### Dataset items
==================================================

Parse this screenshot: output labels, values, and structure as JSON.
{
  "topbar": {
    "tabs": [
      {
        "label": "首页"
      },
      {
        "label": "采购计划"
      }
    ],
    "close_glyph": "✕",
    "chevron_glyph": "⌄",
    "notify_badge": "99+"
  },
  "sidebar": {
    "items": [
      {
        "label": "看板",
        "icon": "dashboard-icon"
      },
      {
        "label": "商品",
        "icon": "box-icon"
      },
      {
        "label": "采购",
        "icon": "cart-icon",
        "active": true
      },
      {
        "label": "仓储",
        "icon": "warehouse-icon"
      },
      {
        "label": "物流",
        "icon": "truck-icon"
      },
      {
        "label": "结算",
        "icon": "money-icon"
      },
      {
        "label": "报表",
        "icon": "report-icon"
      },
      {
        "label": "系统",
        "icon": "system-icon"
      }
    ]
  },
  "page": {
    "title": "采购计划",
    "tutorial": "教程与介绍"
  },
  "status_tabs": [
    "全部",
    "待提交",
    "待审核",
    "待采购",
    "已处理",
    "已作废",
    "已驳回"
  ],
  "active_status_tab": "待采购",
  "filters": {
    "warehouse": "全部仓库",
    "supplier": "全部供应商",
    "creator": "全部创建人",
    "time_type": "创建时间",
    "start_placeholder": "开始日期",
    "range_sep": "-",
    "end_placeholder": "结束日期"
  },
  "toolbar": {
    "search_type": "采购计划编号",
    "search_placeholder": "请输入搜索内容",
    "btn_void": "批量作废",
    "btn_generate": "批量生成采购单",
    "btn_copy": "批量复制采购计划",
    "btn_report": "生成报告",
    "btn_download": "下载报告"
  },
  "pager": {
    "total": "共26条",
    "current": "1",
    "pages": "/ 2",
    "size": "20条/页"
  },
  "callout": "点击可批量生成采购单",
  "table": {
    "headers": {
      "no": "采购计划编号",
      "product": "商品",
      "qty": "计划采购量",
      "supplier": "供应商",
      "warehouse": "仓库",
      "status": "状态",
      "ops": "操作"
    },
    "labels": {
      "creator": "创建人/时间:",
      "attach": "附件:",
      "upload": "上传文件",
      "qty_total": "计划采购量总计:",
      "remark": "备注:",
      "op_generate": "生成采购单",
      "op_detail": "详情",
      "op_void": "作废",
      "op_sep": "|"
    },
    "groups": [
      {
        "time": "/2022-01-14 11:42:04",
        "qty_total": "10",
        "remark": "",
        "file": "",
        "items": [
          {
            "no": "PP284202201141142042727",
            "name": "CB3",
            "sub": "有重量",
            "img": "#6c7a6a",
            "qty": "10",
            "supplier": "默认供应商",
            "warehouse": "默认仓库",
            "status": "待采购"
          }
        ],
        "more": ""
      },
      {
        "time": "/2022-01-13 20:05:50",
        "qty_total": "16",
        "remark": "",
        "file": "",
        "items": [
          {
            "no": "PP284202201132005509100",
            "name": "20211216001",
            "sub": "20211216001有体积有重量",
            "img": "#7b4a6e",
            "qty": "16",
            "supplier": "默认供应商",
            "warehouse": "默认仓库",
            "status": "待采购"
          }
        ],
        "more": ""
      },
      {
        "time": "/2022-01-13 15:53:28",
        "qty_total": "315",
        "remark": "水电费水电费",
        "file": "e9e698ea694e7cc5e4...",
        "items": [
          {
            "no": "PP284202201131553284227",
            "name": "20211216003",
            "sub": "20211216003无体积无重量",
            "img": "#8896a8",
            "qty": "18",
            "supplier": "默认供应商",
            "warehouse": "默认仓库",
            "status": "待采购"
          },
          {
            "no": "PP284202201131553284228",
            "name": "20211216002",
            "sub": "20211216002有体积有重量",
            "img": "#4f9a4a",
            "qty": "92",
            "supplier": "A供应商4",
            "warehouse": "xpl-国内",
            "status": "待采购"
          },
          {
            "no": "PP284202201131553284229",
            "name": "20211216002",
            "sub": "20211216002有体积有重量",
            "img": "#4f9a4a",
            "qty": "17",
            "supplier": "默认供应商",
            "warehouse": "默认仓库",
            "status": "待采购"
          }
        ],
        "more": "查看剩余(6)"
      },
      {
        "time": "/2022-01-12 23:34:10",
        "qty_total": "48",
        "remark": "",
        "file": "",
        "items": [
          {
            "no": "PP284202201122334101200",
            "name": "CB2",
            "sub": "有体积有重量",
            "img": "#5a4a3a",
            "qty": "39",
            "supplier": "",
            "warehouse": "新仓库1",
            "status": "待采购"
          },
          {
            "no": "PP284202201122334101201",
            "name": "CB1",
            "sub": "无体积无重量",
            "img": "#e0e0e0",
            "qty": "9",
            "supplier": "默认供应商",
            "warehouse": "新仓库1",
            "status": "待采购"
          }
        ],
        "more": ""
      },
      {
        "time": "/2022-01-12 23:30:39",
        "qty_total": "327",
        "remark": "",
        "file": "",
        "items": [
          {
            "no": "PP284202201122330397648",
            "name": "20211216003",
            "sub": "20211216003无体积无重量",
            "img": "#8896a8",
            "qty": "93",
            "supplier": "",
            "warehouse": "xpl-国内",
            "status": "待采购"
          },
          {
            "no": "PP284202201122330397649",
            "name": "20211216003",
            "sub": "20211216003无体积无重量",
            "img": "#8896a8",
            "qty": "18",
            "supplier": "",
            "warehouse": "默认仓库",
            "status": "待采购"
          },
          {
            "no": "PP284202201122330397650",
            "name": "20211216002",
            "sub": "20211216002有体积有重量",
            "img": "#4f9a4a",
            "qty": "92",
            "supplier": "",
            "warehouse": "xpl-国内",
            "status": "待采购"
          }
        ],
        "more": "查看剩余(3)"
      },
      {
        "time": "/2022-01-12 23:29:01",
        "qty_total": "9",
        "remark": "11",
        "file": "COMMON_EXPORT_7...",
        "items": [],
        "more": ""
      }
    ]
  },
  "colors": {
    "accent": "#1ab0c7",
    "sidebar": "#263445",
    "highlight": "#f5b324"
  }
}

==================================================

Type out the full listing again, exactly as given.

### EXERCISE ANSWER
Parse this screenshot: output labels, values, and structure as JSON.
{
  "topbar": {
    "tabs": [
      {
        "label": "首页"
      },
      {
        "label": "采购计划"
      }
    ],
    "close_glyph": "✕",
    "chevron_glyph": "⌄",
    "notify_badge": "99+"
  },
  "sidebar": {
    "items": [
      {
        "label": "看板",
        "icon": "dashboard-icon"
      },
      {
        "label": "商品",
        "icon": "box-icon"
      },
      {
        "label": "采购",
        "icon": "cart-icon",
        "active": true
      },
      {
        "label": "仓储",
        "icon": "warehouse-icon"
      },
      {
        "label": "物流",
        "icon": "truck-icon"
      },
      {
        "label": "结算",
        "icon": "money-icon"
      },
      {
        "label": "报表",
        "icon": "report-icon"
      },
      {
        "label": "系统",
        "icon": "system-icon"
      }
    ]
  },
  "page": {
    "title": "采购计划",
    "tutorial": "教程与介绍"
  },
  "status_tabs": [
    "全部",
    "待提交",
    "待审核",
    "待采购",
    "已处理",
    "已作废",
    "已驳回"
  ],
  "active_status_tab": "待采购",
  "filters": {
    "warehouse": "全部仓库",
    "supplier": "全部供应商",
    "creator": "全部创建人",
    "time_type": "创建时间",
    "start_placeholder": "开始日期",
    "range_sep": "-",
    "end_placeholder": "结束日期"
  },
  "toolbar": {
    "search_type": "采购计划编号",
    "search_placeholder": "请输入搜索内容",
    "btn_void": "批量作废",
    "btn_generate": "批量生成采购单",
    "btn_copy": "批量复制采购计划",
    "btn_report": "生成报告",
    "btn_download": "下载报告"
  },
  "pager": {
    "total": "共26条",
    "current": "1",
    "pages": "/ 2",
    "size": "20条/页"
  },
  "callout": "点击可批量生成采购单",
  "table": {
    "headers": {
      "no": "采购计划编号",
      "product": "商品",
      "qty": "计划采购量",
      "supplier": "供应商",
      "warehouse": "仓库",
      "status": "状态",
      "ops": "操作"
    },
    "labels": {
      "creator": "创建人/时间:",
      "attach": "附件:",
      "upload": "上传文件",
      "qty_total": "计划采购量总计:",
      "remark": "备注:",
      "op_generate": "生成采购单",
      "op_detail": "详情",
      "op_void": "作废",
      "op_sep": "|"
    },
    "groups": [
      {
        "time": "/2022-01-14 11:42:04",
        "qty_total": "10",
        "remark": "",
        "file": "",
        "items": [
          {
            "no": "PP284202201141142042727",
            "name": "CB3",
            "sub": "有重量",
            "img": "#6c7a6a",
            "qty": "10",
            "supplier": "默认供应商",
            "warehouse": "默认仓库",
            "status": "待采购"
          }
        ],
        "more": ""
      },
      {
        "time": "/2022-01-13 20:05:50",
        "qty_total": "16",
        "remark": "",
        "file": "",
        "items": [
          {
            "no": "PP284202201132005509100",
            "name": "20211216001",
            "sub": "20211216001有体积有重量",
            "img": "#7b4a6e",
            "qty": "16",
            "supplier": "默认供应商",
            "warehouse": "默认仓库",
            "status": "待采购"
          }
        ],
        "more": ""
      },
      {
        "time": "/2022-01-13 15:53:28",
        "qty_total": "315",
        "remark": "水电费水电费",
        "file": "e9e698ea694e7cc5e4...",
        "items": [
          {
            "no": "PP284202201131553284227",
            "name": "20211216003",
            "sub": "20211216003无体积无重量",
            "img": "#8896a8",
            "qty": "18",
            "supplier": "默认供应商",
            "warehouse": "默认仓库",
            "status": "待采购"
          },
          {
            "no": "PP284202201131553284228",
            "name": "20211216002",
            "sub": "20211216002有体积有重量",
            "img": "#4f9a4a",
            "qty": "92",
            "supplier": "A供应商4",
            "warehouse": "xpl-国内",
            "status": "待采购"
          },
          {
            "no": "PP284202201131553284229",
            "name": "20211216002",
            "sub": "20211216002有体积有重量",
            "img": "#4f9a4a",
            "qty": "17",
            "supplier": "默认供应商",
            "warehouse": "默认仓库",
            "status": "待采购"
          }
        ],
        "more": "查看剩余(6)"
      },
      {
        "time": "/2022-01-12 23:34:10",
        "qty_total": "48",
        "remark": "",
        "file": "",
        "items": [
          {
            "no": "PP284202201122334101200",
            "name": "CB2",
            "sub": "有体积有重量",
            "img": "#5a4a3a",
            "qty": "39",
            "supplier": "",
            "warehouse": "新仓库1",
            "status": "待采购"
          },
          {
            "no": "PP284202201122334101201",
            "name": "CB1",
            "sub": "无体积无重量",
            "img": "#e0e0e0",
            "qty": "9",
            "supplier": "默认供应商",
            "warehouse": "新仓库1",
            "status": "待采购"
          }
        ],
        "more": ""
      },
      {
        "time": "/2022-01-12 23:30:39",
        "qty_total": "327",
        "remark": "",
        "file": "",
        "items": [
          {
            "no": "PP284202201122330397648",
            "name": "20211216003",
            "sub": "20211216003无体积无重量",
            "img": "#8896a8",
            "qty": "93",
            "supplier": "",
            "warehouse": "xpl-国内",
            "status": "待采购"
          },
          {
            "no": "PP284202201122330397649",
            "name": "20211216003",
            "sub": "20211216003无体积无重量",
            "img": "#8896a8",
            "qty": "18",
            "supplier": "",
            "warehouse": "默认仓库",
            "status": "待采购"
          },
          {
            "no": "PP284202201122330397650",
            "name": "20211216002",
            "sub": "20211216002有体积有重量",
            "img": "#4f9a4a",
            "qty": "92",
            "supplier": "",
            "warehouse": "xpl-国内",
            "status": "待采购"
          }
        ],
        "more": "查看剩余(3)"
      },
      {
        "time": "/2022-01-12 23:29:01",
        "qty_total": "9",
        "remark": "11",
        "file": "COMMON_EXPORT_7...",
        "items": [],
        "more": ""
      }
    ]
  },
  "colors": {
    "accent": "#1ab0c7",
    "sidebar": "#263445",
    "highlight": "#f5b324"
  }
}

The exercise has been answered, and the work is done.